REQUIRED WORK =>
Rewrite every line of the records below as a JSON list of strings, one string per line and no blank lines. Leave the pictures out of the list.

PROVIDED DATA =>

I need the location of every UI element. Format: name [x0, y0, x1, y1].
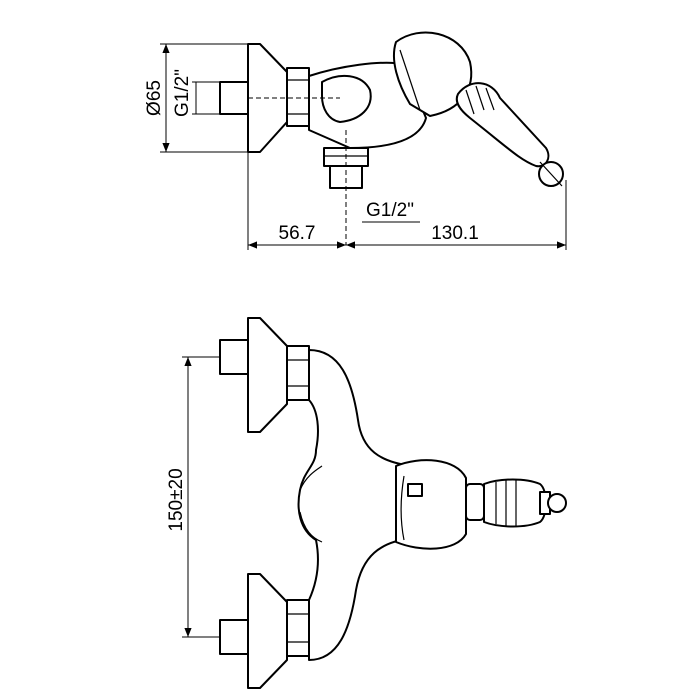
dim-outlet-thread: G1/2" — [366, 200, 414, 221]
front-lever-handle — [465, 478, 567, 528]
side-hex-nut — [286, 67, 310, 127]
front-view: 150±20 — [166, 317, 567, 689]
front-flange-top — [247, 317, 288, 433]
front-hex-bottom — [286, 599, 310, 657]
dim-center-distance: 150±20 — [166, 468, 187, 531]
front-cartridge-dome — [395, 459, 467, 550]
dim-offset-right: 130.1 — [431, 223, 479, 244]
side-lever-handle — [455, 82, 564, 187]
front-cartridge-slot — [407, 483, 423, 497]
dim-diameter: Ø65 — [144, 80, 165, 116]
front-body — [297, 349, 413, 661]
front-hex-top — [286, 345, 310, 401]
dim-inlet-thread: G1/2" — [172, 69, 193, 117]
dim-offset-left: 56.7 — [279, 223, 316, 244]
front-body-inner — [299, 465, 323, 543]
front-inlet-top — [219, 339, 249, 375]
side-view: Ø65 G1/2" G1/2" 56.7 130.1 — [144, 31, 567, 250]
front-inlet-bottom — [219, 619, 249, 655]
front-flange-bottom — [247, 573, 288, 689]
side-inlet-stub — [219, 81, 249, 115]
side-body-cutout — [321, 74, 372, 123]
front-lever-knob — [547, 493, 567, 513]
side-outlet-pipe — [329, 165, 363, 189]
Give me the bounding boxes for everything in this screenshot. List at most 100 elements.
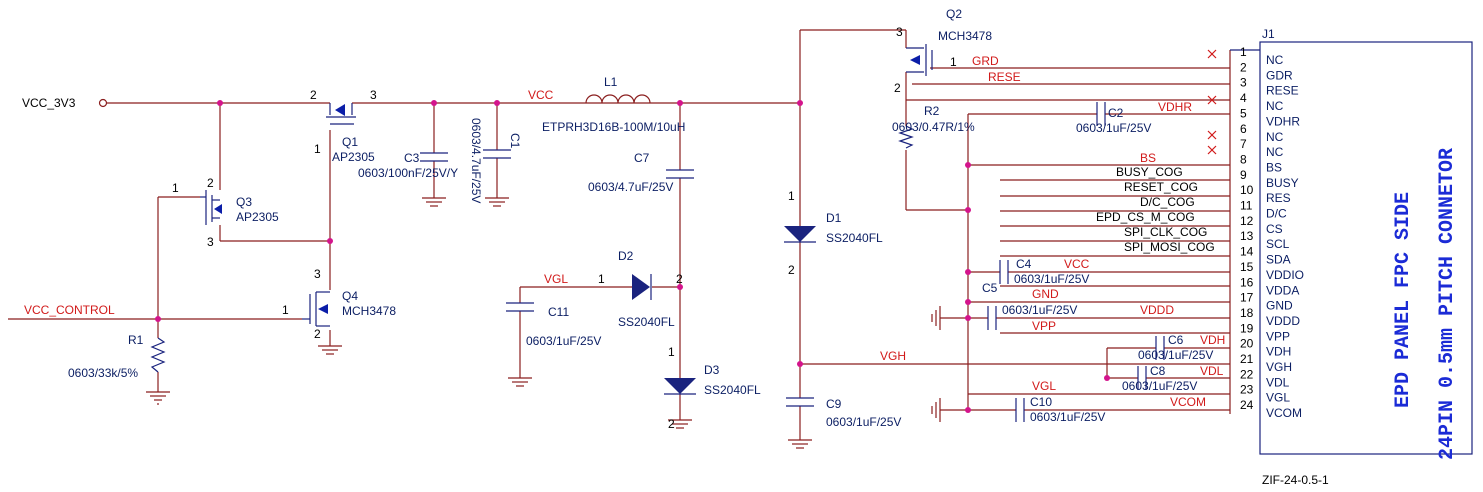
j1-pin-number: 13 [1240, 229, 1254, 243]
net-vgl-2: VGL [1032, 379, 1056, 393]
j1-pin-name: D/C [1266, 207, 1287, 221]
j1-pin-name: VGL [1266, 391, 1290, 405]
q4-value: MCH3478 [342, 304, 396, 318]
d1-ref: D1 [826, 211, 842, 225]
q1-pin-b: 3 [370, 88, 377, 102]
q2-pin-a: 3 [896, 25, 903, 39]
capacitor-plates [420, 102, 1165, 422]
d3-pin-b: 2 [668, 417, 675, 431]
j1-pin-name: GDR [1266, 68, 1293, 82]
j1-pin-name: VDDA [1266, 283, 1299, 297]
resistors [150, 125, 914, 373]
j1-pin-number: 7 [1240, 137, 1247, 151]
j1-pin-name: CS [1266, 222, 1283, 236]
net-vcc-control: VCC_CONTROL [24, 303, 115, 317]
c8-ref: C8 [1150, 364, 1166, 378]
c5-ref: C5 [982, 281, 998, 295]
net-bs: BS [1140, 151, 1156, 165]
j1-pin-number: 22 [1240, 367, 1254, 381]
j1-pin-number: 11 [1240, 199, 1253, 213]
j1-pin-number: 19 [1240, 321, 1254, 335]
c2-ref: C2 [1108, 106, 1124, 120]
j1-pin-name: RESE [1266, 84, 1299, 98]
j1-pin-name: NC [1266, 130, 1284, 144]
j1-pin-name: NC [1266, 99, 1284, 113]
j1-pin-number: 17 [1240, 291, 1254, 305]
d1-pin-a: 1 [788, 189, 795, 203]
nc-markers [1207, 49, 1217, 155]
c3-ref: C3 [404, 151, 420, 165]
c2-value: 0603/1uF/25V [1076, 121, 1151, 135]
c5-value: 0603/1uF/25V [1002, 303, 1077, 317]
c1-value: 0603/4.7uF/25V [469, 118, 483, 203]
r1-ref: R1 [128, 333, 144, 347]
l1-ref: L1 [604, 75, 618, 89]
net-vpp: VPP [1032, 319, 1056, 333]
wires-right [905, 30, 1231, 414]
j1-title-line1: EPD PANEL FPC SIDE [1392, 192, 1415, 408]
q4-symbol [302, 291, 330, 327]
q3-ref: Q3 [236, 195, 252, 209]
net-vcc-3v3: VCC_3V3 [22, 96, 76, 110]
j1-pin-name: SDA [1266, 253, 1291, 267]
c11-value: 0603/1uF/25V [526, 334, 601, 348]
signal-cs: EPD_CS_M_COG [1096, 210, 1195, 224]
j1-pin-name: NC [1266, 145, 1284, 159]
j1-pin-name: VDH [1266, 345, 1291, 359]
net-vdhr: VDHR [1158, 100, 1192, 114]
d1-pin-b: 2 [788, 263, 795, 277]
net-vcom: VCOM [1170, 395, 1206, 409]
q1-ref: Q1 [342, 135, 358, 149]
d2-ref: D2 [618, 249, 634, 263]
d1-value: SS2040FL [826, 231, 883, 245]
c9-ref: C9 [826, 397, 842, 411]
net-gnd: GND [1032, 287, 1059, 301]
r2-value: 0603/0.47R/1% [892, 120, 975, 134]
r1-value: 0603/33k/5% [68, 366, 138, 380]
net-vcc: VCC [528, 88, 554, 102]
net-vgh: VGH [880, 349, 906, 363]
net-grd: GRD [972, 54, 999, 68]
j1-pin-name: VPP [1266, 329, 1290, 343]
ground-symbols [146, 197, 941, 449]
net-vdh: VDH [1200, 333, 1225, 347]
signal-reset: RESET_COG [1124, 180, 1198, 194]
diodes [632, 226, 816, 395]
q2-pin-c: 2 [894, 81, 901, 95]
j1-pin-number: 5 [1240, 106, 1247, 120]
r2-ref: R2 [924, 104, 940, 118]
j1-pin-name: VDL [1266, 375, 1290, 389]
q4-pin-b: 1 [282, 303, 289, 317]
signal-labels: BUSY_COG RESET_COG D/C_COG EPD_CS_M_COG … [1096, 165, 1215, 254]
c6-value: 0603/1uF/25V [1138, 348, 1213, 362]
j1-pin-number: 15 [1240, 260, 1254, 274]
c9-value: 0603/1uF/25V [826, 415, 901, 429]
j1-pin-number: 2 [1240, 60, 1247, 74]
j1-part: ZIF-24-0.5-1 [1262, 473, 1329, 487]
j1-pin-number: 1 [1240, 45, 1247, 59]
j1-title-line2: 24PIN 0.5mm PITCH CONNETOR [1436, 148, 1459, 460]
j1-pin-name: BS [1266, 160, 1282, 174]
d2-value: SS2040FL [618, 315, 675, 329]
q1-symbol [326, 103, 356, 125]
wires-left [8, 29, 1107, 440]
j1-pin-number: 9 [1240, 168, 1247, 182]
j1-pin-name: RES [1266, 191, 1291, 205]
j1-pin-number: 12 [1240, 214, 1254, 228]
j1-pin-number: 6 [1240, 122, 1247, 136]
d2-pin-a: 1 [598, 272, 605, 286]
q2-value: MCH3478 [938, 29, 992, 43]
net-vcc-2: VCC [1064, 257, 1090, 271]
j1-pin-number: 4 [1240, 91, 1247, 105]
j1-pin-number: 23 [1240, 383, 1254, 397]
junction-dots [155, 100, 1110, 413]
j1-pin-number: 16 [1240, 275, 1254, 289]
j1-pin-number: 20 [1240, 337, 1254, 351]
j1-ref: J1 [1262, 27, 1275, 41]
c10-value: 0603/1uF/25V [1030, 410, 1105, 424]
j1-pin-name: VGH [1266, 360, 1292, 374]
net-vgl: VGL [544, 272, 568, 286]
j1-pin-name: VDDD [1266, 314, 1300, 328]
net-rese: RESE [988, 70, 1021, 84]
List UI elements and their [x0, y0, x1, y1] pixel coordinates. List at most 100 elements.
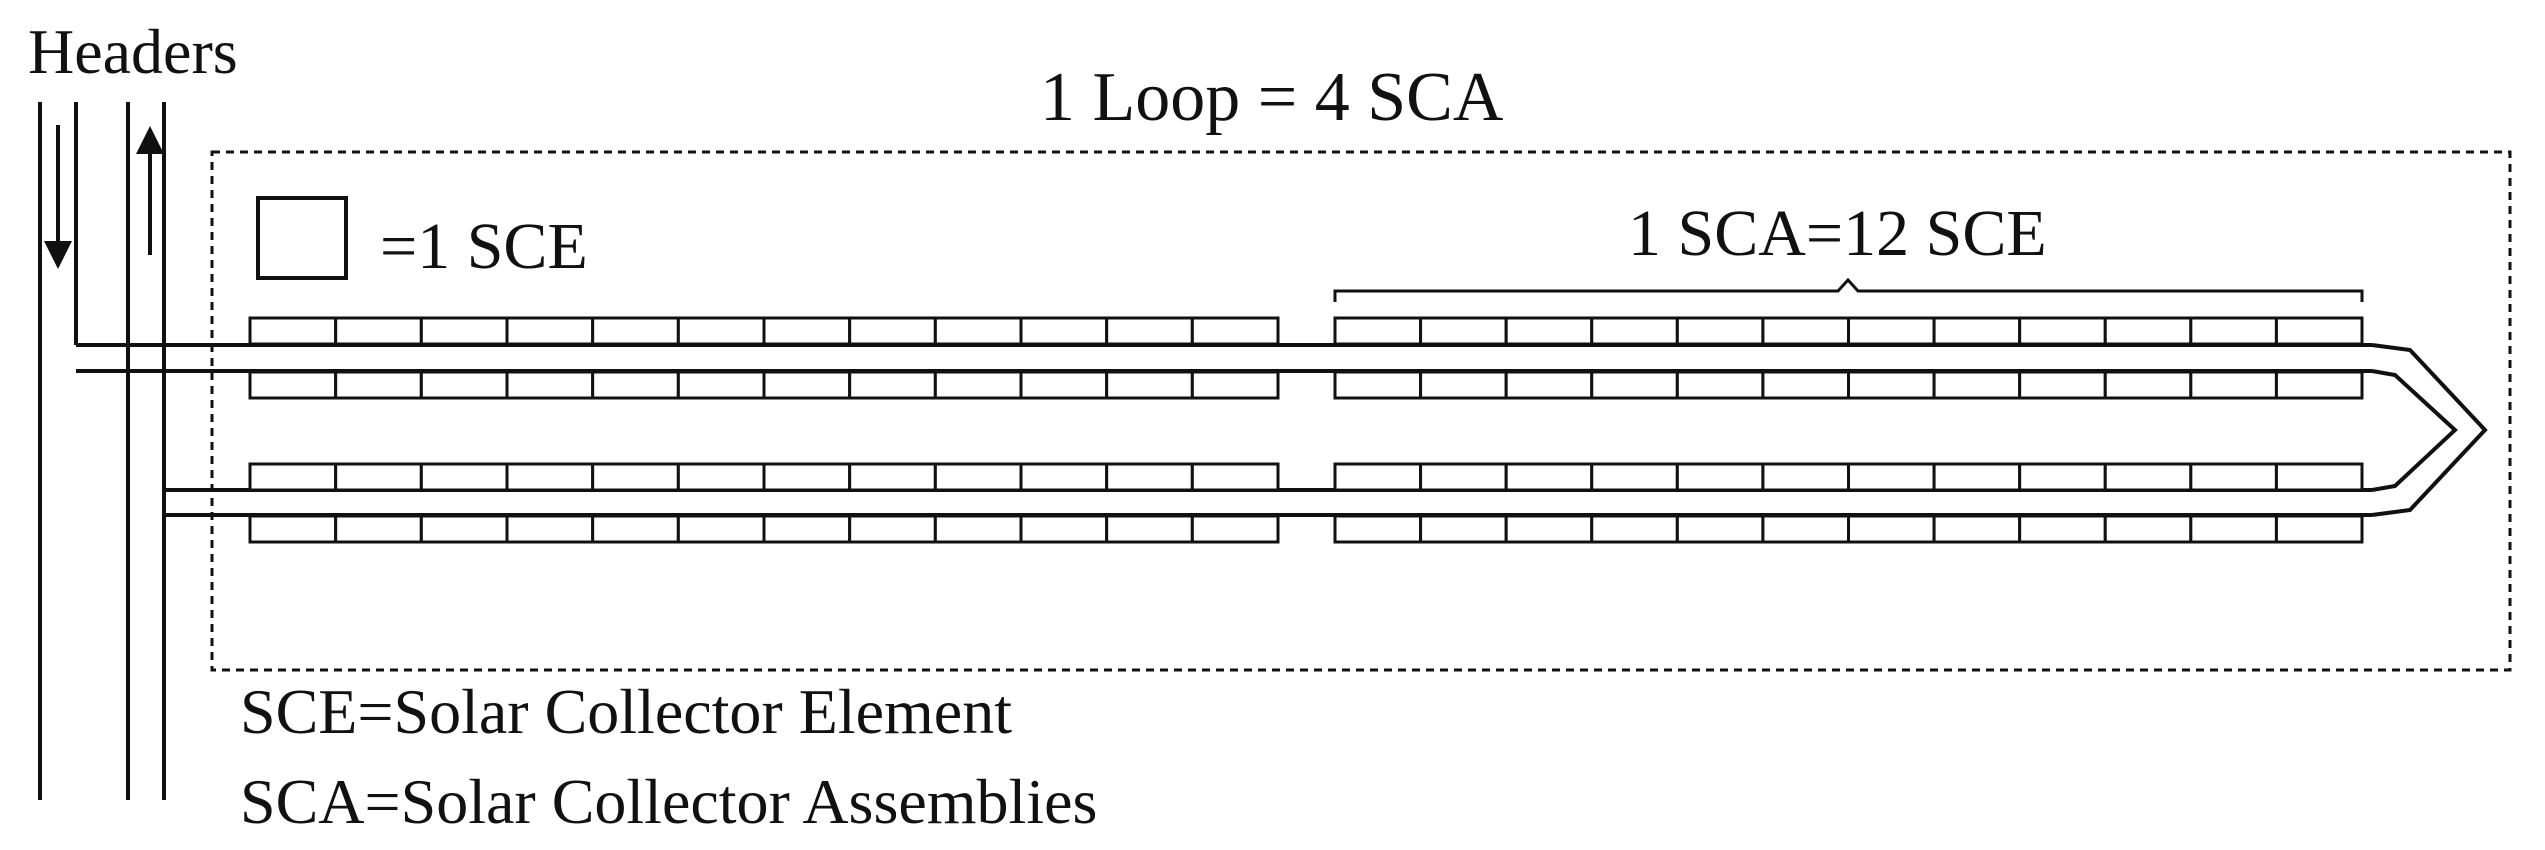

WRITTEN SOLUTION =>
[
  "I need the location of every UI element. Format: name [x0, y0, x1, y1].",
  "dim-outlet-thread: G1/2\" — [366, 200, 414, 221]",
  "front-lever-handle — [465, 478, 567, 528]",
  "side-hex-nut — [286, 67, 310, 127]",
  "front-view: 150±20 — [166, 317, 567, 689]",
  "front-flange-top — [247, 317, 288, 433]",
  "front-hex-bottom — [286, 599, 310, 657]",
  "dim-center-distance: 150±20 — [166, 468, 187, 531]",
  "front-cartridge-dome — [395, 459, 467, 550]",
  "dim-offset-right: 130.1 — [431, 223, 479, 244]",
  "side-lever-handle — [455, 82, 564, 187]",
  "front-cartridge-slot — [407, 483, 423, 497]",
  "dim-diameter: Ø65 — [144, 80, 165, 116]",
  "front-body — [297, 349, 413, 661]",
  "front-hex-top — [286, 345, 310, 401]",
  "dim-inlet-thread: G1/2\" — [172, 69, 193, 117]",
  "dim-offset-left: 56.7 — [279, 223, 316, 244]",
  "front-body-inner — [299, 465, 323, 543]",
  "front-inlet-top — [219, 339, 249, 375]",
  "side-view: Ø65 G1/2\" G1/2\" 56.7 130.1 — [144, 31, 567, 250]",
  "front-inlet-bottom — [219, 619, 249, 655]",
  "front-flange-bottom — [247, 573, 288, 689]",
  "side-inlet-stub — [219, 81, 249, 115]",
  "side-body-cutout — [321, 74, 372, 123]",
  "front-lever-knob — [547, 493, 567, 513]",
  "side-outlet-pipe — [329, 165, 363, 189]",
  "Give me the bounding boxes for everything in this screenshot. List at most 100 elements.",
  "j1-pin-number: 13 [1240, 229, 1254, 243]",
  "net-vgl-2: VGL [1032, 379, 1056, 393]",
  "j1-pin-name: D/C [1266, 207, 1287, 221]",
  "j1-pin-name: VGL [1266, 391, 1290, 405]",
  "q4-value: MCH3478 [342, 304, 396, 318]",
  "d1-ref: D1 [826, 211, 842, 225]",
  "q1-pin-b: 3 [370, 88, 377, 102]",
  "q2-pin-a: 3 [896, 25, 903, 39]",
  "capacitor-plates [420, 102, 1165, 422]",
  "d3-pin-b: 2 [668, 417, 675, 431]",
  "j1-pin-name: GDR [1266, 68, 1293, 82]",
  "j1-pin-name: VDDA [1266, 283, 1299, 297]",
  "resistors [150, 125, 914, 373]",
  "j1-pin-number: 7 [1240, 137, 1247, 151]",
  "j1-pin-name: CS [1266, 222, 1283, 236]",
  "net-vcc-control: VCC_CONTROL [24, 303, 115, 317]",
  "c8-ref: C8 [1150, 364, 1166, 378]",
  "c5-ref: C5 [982, 281, 998, 295]",
  "net-bs: BS [1140, 151, 1156, 165]",
  "j1-pin-number: 22 [1240, 367, 1254, 381]",
  "j1-pin-number: 11 [1240, 199, 1253, 213]",
  "j1-pin-number: 19 [1240, 321, 1254, 335]",
  "c2-ref: C2 [1108, 106, 1124, 120]",
  "j1-pin-name: RESE [1266, 84, 1299, 98]",
  "j1-pin-name: NC [1266, 130, 1284, 144]",
  "j1-pin-name: NC [1266, 99, 1284, 113]",
  "j1-pin-number: 17 [1240, 291, 1254, 305]",
  "d1-pin-a: 1 [788, 189, 795, 203]",
  "nc-markers [1207, 49, 1217, 155]",
  "c3-ref: C3 [404, 151, 420, 165]",
  "c2-value: 0603/1uF/25V [1076, 121, 1151, 135]",
  "c5-value: 0603/1uF/25V [1002, 303, 1077, 317]",
  "c1-value: 0603/4.7uF/25V [469, 118, 483, 203]",
  "r1-ref: R1 [128, 333, 144, 347]",
  "l1-ref: L1 [604, 75, 618, 89]",
  "net-vpp: VPP [1032, 319, 1056, 333]",
  "wires-right [905, 30, 1231, 414]",
  "j1-title-line1: EPD PANEL FPC SIDE [1392, 192, 1415, 408]",
  "q4-symbol [302, 291, 330, 327]",
  "q3-ref: Q3 [236, 195, 252, 209]",
  "net-vcc-3v3: VCC_3V3 [22, 96, 76, 110]",
  "j1-pin-name: SDA [1266, 253, 1291, 267]",
  "c11-value: 0603/1uF/25V [526, 334, 601, 348]",
  "signal-cs: EPD_CS_M_COG [1096, 210, 1195, 224]",
  "j1-pin-name: NC [1266, 145, 1284, 159]",
  "j1-pin-name: VDH [1266, 345, 1291, 359]",
  "net-vdhr: VDHR [1158, 100, 1192, 114]",
  "d1-pin-b: 2 [788, 263, 795, 277]",
  "net-vcom: VCOM [1170, 395, 1206, 409]",
  "q1-ref: Q1 [342, 135, 358, 149]",
  "d2-ref: D2 [618, 249, 634, 263]",
  "d1-value: SS2040FL [826, 231, 883, 245]",
  "c9-ref: C9 [826, 397, 842, 411]",
  "net-gnd: GND [1032, 287, 1059, 301]",
  "r2-value: 0603/0.47R/1% [892, 120, 975, 134]",
  "r1-value: 0603/33k/5% [68, 366, 138, 380]",
  "net-vcc: VCC [528, 88, 554, 102]",
  "net-vgh: VGH [880, 349, 906, 363]",
  "net-grd: GRD [972, 54, 999, 68]",
  "j1-pin-name: VPP [1266, 329, 1290, 343]",
  "ground-symbols [146, 197, 941, 449]",
  "net-vdh: VDH [1200, 333, 1225, 347]",
  "signal-reset: RESET_COG [1124, 180, 1198, 194]",
  "diodes [632, 226, 816, 395]",
  "q2-pin-c: 2 [894, 81, 901, 95]",
  "j1-pin-number: 5 [1240, 106, 1247, 120]",
  "r2-ref: R2 [924, 104, 940, 118]",
  "j1-pin-name: VDL [1266, 375, 1290, 389]",
  "q4-pin-b: 1 [282, 303, 289, 317]",
  "signal-labels: BUSY_COG RESET_COG D/C_COG EPD_CS_M_COG … [1096, 165, 1215, 254]",
  "c6-value: 0603/1uF/25V [1138, 348, 1213, 362]",
  "j1-pin-number: 15 [1240, 260, 1254, 274]",
  "c9-value: 0603/1uF/25V [826, 415, 901, 429]",
  "j1-pin-number: 2 [1240, 60, 1247, 74]",
  "j1-part: ZIF-24-0.5-1 [1262, 473, 1329, 487]",
  "j1-pin-number: 1 [1240, 45, 1247, 59]",
  "j1-title-line2: 24PIN 0.5mm PITCH CONNETOR [1436, 148, 1459, 460]",
  "j1-pin-name: BS [1266, 160, 1282, 174]",
  "d2-value: SS2040FL [618, 315, 675, 329]",
  "q1-symbol [326, 103, 356, 125]",
  "wires-left [8, 29, 1107, 440]",
  "j1-pin-number: 9 [1240, 168, 1247, 182]",
  "j1-pin-name: RES [1266, 191, 1291, 205]",
  "j1-pin-number: 12 [1240, 214, 1254, 228]",
  "j1-pin-number: 6 [1240, 122, 1247, 136]",
  "d2-pin-a: 1 [598, 272, 605, 286]",
  "q2-value: MCH3478 [938, 29, 992, 43]",
  "net-vcc-2: VCC [1064, 257, 1090, 271]",
  "j1-pin-number: 4 [1240, 91, 1247, 105]",
  "j1-pin-number: 23 [1240, 383, 1254, 397]",
  "junction-dots [155, 100, 1110, 413]",
  "j1-pin-number: 16 [1240, 275, 1254, 289]",
  "j1-pin-number: 20 [1240, 337, 1254, 351]",
  "j1-ref: J1 [1262, 27, 1275, 41]",
  "c10-value: 0603/1uF/25V [1030, 410, 1105, 424]",
  "j1-pin-name: VGH [1266, 360, 1292, 374]",
  "net-vgl: VGL [544, 272, 568, 286]",
  "j1-pin-name: VDDD [1266, 314, 1300, 328]",
  "net-rese: RESE [988, 70, 1021, 84]",
  "List UI elements and their [x0, y0, x1, y1] pixel coordinates. List at most 100 elements."
]